WRITTEN PROBLEM | Show every line of the records below that contains the word "Добавить".

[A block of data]
┄┄┄┄┄┄┄┄┄┄┄┄┄┄┄┄┄┄┄┄
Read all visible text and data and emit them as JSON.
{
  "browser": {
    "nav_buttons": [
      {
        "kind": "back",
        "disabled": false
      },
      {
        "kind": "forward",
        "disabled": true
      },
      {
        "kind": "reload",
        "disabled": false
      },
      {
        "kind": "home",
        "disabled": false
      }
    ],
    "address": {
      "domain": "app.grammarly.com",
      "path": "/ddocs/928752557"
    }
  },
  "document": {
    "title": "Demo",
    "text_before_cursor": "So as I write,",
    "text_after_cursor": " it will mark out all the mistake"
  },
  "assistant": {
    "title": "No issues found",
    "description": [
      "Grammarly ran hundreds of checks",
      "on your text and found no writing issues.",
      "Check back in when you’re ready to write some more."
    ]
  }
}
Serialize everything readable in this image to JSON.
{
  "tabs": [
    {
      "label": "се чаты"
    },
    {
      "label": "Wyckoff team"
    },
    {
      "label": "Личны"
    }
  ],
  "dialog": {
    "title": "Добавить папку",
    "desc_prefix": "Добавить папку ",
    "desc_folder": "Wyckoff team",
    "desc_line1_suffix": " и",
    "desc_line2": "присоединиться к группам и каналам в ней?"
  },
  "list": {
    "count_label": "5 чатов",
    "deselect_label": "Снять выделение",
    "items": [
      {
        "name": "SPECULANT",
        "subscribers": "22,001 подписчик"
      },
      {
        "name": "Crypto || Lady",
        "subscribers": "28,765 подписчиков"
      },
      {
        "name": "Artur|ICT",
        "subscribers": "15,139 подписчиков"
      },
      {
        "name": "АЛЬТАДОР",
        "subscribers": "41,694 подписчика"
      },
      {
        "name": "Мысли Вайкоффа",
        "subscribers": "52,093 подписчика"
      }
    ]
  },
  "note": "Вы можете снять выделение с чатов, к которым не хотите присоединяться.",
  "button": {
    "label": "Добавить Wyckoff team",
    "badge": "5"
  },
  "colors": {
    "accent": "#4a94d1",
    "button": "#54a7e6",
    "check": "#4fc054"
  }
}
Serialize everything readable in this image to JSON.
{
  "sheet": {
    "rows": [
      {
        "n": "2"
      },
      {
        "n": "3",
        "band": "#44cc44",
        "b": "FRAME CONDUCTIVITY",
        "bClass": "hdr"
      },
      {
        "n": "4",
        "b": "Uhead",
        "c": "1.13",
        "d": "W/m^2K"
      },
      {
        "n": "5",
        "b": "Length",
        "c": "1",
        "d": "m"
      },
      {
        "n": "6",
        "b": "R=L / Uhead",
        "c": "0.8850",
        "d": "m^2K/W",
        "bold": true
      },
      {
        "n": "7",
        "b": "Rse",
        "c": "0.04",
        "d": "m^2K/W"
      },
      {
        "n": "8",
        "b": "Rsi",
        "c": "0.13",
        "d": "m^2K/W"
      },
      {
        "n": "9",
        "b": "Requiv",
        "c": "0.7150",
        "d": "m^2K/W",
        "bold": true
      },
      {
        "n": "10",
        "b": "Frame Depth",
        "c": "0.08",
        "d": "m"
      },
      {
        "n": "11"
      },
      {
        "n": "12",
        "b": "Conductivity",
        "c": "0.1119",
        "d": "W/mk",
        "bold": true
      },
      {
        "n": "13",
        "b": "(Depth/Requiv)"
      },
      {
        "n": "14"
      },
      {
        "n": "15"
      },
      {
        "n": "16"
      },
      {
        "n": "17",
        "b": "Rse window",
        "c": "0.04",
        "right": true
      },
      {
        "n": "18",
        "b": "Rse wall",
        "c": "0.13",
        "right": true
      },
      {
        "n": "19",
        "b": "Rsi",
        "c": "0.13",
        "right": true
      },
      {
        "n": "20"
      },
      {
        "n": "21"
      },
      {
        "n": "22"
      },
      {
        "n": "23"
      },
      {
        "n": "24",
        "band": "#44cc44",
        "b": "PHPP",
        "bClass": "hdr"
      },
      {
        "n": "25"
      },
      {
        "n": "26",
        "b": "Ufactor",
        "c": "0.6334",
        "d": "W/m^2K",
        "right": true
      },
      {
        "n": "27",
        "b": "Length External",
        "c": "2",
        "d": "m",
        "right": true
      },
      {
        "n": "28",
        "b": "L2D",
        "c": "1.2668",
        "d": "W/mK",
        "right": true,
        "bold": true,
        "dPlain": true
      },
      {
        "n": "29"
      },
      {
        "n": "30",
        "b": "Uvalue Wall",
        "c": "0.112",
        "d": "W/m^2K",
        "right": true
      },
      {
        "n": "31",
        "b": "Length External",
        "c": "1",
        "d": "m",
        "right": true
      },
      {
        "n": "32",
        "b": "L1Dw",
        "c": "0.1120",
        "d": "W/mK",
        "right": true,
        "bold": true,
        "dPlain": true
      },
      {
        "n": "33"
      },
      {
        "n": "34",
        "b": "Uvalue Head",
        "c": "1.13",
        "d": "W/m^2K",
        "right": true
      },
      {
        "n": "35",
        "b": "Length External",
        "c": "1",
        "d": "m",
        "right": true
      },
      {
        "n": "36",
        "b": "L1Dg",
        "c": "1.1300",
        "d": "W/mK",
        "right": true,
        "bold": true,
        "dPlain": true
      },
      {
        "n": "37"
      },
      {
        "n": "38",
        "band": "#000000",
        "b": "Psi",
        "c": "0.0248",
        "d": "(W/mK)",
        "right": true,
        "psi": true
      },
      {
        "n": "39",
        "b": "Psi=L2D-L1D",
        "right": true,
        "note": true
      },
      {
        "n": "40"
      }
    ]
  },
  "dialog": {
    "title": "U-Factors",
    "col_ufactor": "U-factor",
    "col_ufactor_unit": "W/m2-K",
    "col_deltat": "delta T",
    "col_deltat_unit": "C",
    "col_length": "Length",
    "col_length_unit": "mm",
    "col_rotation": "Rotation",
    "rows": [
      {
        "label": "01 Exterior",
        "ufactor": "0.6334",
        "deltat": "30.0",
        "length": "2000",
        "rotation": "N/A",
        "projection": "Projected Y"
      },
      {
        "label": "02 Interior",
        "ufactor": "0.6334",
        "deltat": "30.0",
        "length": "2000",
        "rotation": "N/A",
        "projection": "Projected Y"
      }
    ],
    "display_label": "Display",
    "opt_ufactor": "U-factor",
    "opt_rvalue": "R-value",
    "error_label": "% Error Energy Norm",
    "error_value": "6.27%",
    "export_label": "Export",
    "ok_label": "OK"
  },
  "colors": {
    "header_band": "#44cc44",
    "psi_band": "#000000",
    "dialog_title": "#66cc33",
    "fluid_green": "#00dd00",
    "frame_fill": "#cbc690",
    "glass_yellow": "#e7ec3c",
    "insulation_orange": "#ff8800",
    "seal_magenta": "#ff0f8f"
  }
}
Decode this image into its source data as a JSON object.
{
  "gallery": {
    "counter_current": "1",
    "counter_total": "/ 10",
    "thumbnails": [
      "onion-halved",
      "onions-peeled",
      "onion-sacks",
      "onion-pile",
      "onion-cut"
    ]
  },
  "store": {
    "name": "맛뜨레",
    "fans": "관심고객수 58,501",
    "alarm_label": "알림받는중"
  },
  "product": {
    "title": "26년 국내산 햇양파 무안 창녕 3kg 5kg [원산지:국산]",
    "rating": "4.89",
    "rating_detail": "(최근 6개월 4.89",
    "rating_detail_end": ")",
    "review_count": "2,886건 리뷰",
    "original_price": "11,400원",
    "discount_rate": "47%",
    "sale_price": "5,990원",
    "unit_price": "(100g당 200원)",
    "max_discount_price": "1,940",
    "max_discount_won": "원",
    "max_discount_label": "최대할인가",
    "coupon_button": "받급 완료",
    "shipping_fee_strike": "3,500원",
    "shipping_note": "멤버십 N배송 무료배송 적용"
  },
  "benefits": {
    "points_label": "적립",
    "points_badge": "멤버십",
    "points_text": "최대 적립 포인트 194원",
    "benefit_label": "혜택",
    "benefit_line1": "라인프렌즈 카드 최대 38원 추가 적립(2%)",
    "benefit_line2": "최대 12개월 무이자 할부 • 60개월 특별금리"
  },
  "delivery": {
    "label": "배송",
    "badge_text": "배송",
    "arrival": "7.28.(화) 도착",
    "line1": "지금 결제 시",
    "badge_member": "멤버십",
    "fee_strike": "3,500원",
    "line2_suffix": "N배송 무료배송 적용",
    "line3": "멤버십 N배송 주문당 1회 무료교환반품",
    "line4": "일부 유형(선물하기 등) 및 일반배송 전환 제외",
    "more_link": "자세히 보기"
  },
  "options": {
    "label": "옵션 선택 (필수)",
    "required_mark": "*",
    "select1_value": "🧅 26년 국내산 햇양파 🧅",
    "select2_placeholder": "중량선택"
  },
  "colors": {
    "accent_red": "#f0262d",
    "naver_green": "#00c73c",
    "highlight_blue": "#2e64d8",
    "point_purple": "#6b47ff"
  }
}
┄┄┄┄┄┄┄┄┄┄┄┄┄┄┄┄┄┄┄┄
EXERCISE RESPONSE |
    "title": "Добавить папку",
    "desc_prefix": "Добавить папку ",
    "label": "Добавить Wyckoff team",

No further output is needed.